Приведённый отрывок:
Сидя ночью у костра, мы видели вдалеке на востоке в верховьях каньона Карагема, как ползли и кувыркались по горам синие фонари одинокой машины. Она медленно двигалась к истокам Карагема, к избушке. А рядом с нами виднелась палатка байкеров-экстремалов и близ нее два легких грязных байка, затащенных сюда бесшабашными хозяевами. Больше мы этих байкеров не видели, докуда они смогли добраться – нам неведомо.
Утром следующего дня мы собирались вяло и выехали вниз по Карагему лишь в 10.30 утра.
Поначалу дорога была столь же хороша, что и накануне. Ехали широкой лесной тропой, все с ног до головы в свежих солнечных бликах, и безмятежно отдыхали. Так незаметно, примерно за час, добрались до речки Камрю – правого притока Карагема. Речка оказалась небольшая, но опасная. Она мчалась под большим уклоном вниз, ревя водой и грохоча камнями. Речка текла в глубоком овраге, меж крутых глинистых берегов. Белые круглые глыбы по дну и по берегам были гладко обтесаны и отшлифованы паводками и селями, вода была белесо-голубого цвета, что говорило о ледниковом источнике притока.
Толя поехал на брод первым, в разведку, велев нам дожидаться. Сунулся между камней раз, сунулся второй, третий. На третьей попытке с трудом протиснулся между двумя мокрыми снизу утесами, сильно раскачиваясь в ледяных волнах. В несколько лошадиных шагов он перемахнул речку, не один раз при этом поменяв направление и ловко уклоняясь от густо усыпавших русло огромных глыб. И махнул нам с вершины берега на той стороне – двигайте моим следом!
Мы поехали за ним, но это было непросто. Некоторые тут же потеряли дорогу и застряли прямо посреди ревущего потока, упершись в высокий камень и не ведая, куда дальше поворачивать. Толя с Ербуланом громко кричали застрявшим сразу с двух берегов и указывали направление движения жестами. Пару раз лошади сильно спотыкались о подводные препятствия и едва не падали в поток вместе с седоками. Впрочем, в итоге все проехали сложный брод благополучно.

Аннотации элементов макета

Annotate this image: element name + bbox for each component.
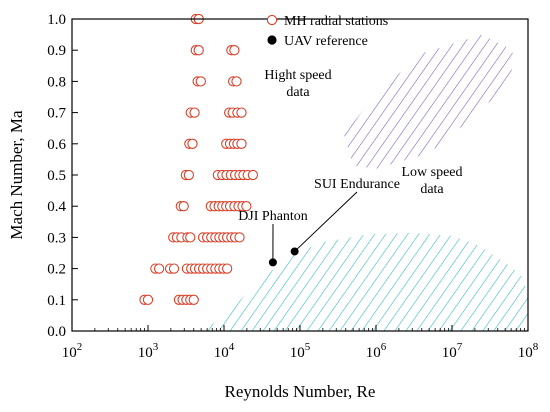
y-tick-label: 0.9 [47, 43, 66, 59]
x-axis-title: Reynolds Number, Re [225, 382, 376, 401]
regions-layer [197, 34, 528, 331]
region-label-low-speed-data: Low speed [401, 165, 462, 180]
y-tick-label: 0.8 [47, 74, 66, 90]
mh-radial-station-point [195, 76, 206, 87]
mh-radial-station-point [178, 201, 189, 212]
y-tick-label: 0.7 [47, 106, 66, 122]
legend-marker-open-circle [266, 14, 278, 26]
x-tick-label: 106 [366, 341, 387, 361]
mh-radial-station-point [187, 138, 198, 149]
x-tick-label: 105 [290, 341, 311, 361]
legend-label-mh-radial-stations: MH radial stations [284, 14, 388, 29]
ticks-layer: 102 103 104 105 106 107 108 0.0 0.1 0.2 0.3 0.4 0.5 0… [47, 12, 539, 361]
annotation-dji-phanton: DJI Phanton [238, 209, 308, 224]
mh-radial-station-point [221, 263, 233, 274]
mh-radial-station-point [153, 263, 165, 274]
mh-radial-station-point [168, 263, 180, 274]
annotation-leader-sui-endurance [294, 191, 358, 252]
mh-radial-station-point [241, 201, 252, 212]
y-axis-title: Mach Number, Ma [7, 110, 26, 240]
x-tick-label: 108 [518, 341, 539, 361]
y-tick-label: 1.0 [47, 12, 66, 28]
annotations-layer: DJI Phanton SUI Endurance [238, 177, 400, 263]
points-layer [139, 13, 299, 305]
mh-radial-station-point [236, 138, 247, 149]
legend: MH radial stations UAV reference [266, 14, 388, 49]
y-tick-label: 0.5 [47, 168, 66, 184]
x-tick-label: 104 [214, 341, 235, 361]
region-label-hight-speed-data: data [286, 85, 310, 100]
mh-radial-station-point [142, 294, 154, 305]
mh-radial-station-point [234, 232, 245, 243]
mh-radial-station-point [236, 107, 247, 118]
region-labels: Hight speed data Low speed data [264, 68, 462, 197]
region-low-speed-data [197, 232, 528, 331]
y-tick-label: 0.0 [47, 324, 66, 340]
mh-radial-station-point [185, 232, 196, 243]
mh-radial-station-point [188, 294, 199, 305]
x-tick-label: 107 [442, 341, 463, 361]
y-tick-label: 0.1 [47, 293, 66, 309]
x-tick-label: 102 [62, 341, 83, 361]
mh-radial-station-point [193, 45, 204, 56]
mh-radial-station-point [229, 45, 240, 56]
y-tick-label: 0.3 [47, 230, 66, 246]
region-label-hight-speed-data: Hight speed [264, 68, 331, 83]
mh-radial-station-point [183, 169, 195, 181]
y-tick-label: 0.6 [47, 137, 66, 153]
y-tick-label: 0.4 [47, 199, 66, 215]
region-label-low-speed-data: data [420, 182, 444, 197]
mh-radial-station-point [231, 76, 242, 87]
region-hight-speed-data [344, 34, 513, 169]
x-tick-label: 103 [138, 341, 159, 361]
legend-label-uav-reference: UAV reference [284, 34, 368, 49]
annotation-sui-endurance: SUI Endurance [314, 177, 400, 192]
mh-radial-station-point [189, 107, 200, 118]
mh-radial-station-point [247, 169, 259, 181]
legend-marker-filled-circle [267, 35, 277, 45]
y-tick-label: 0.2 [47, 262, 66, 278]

Задача: Выведите без изменений часть рассказа о походе вдоль Карагема, начиная со слов «Толя поехал на» и продолжая вплоть до слов «сложный брод благополучно.» включительно.

Ответ на задачу:
Толя поехал на брод первым, в разведку, велев нам дожидаться. Сунулся между камней раз, сунулся второй, третий. На третьей попытке с трудом протиснулся между двумя мокрыми снизу утесами, сильно раскачиваясь в ледяных волнах. В несколько лошадиных шагов он перемахнул речку, не один раз при этом поменяв направление и ловко уклоняясь от густо усыпавших русло огромных глыб. И махнул нам с вершины берега на той стороне – двигайте моим следом!
Мы поехали за ним, но это было непросто. Некоторые тут же потеряли дорогу и застряли прямо посреди ревущего потока, упершись в высокий камень и не ведая, куда дальше поворачивать. Толя с Ербуланом громко кричали застрявшим сразу с двух берегов и указывали направление движения жестами. Пару раз лошади сильно спотыкались о подводные препятствия и едва не падали в поток вместе с седоками. Впрочем, в итоге все проехали сложный брод благополучно.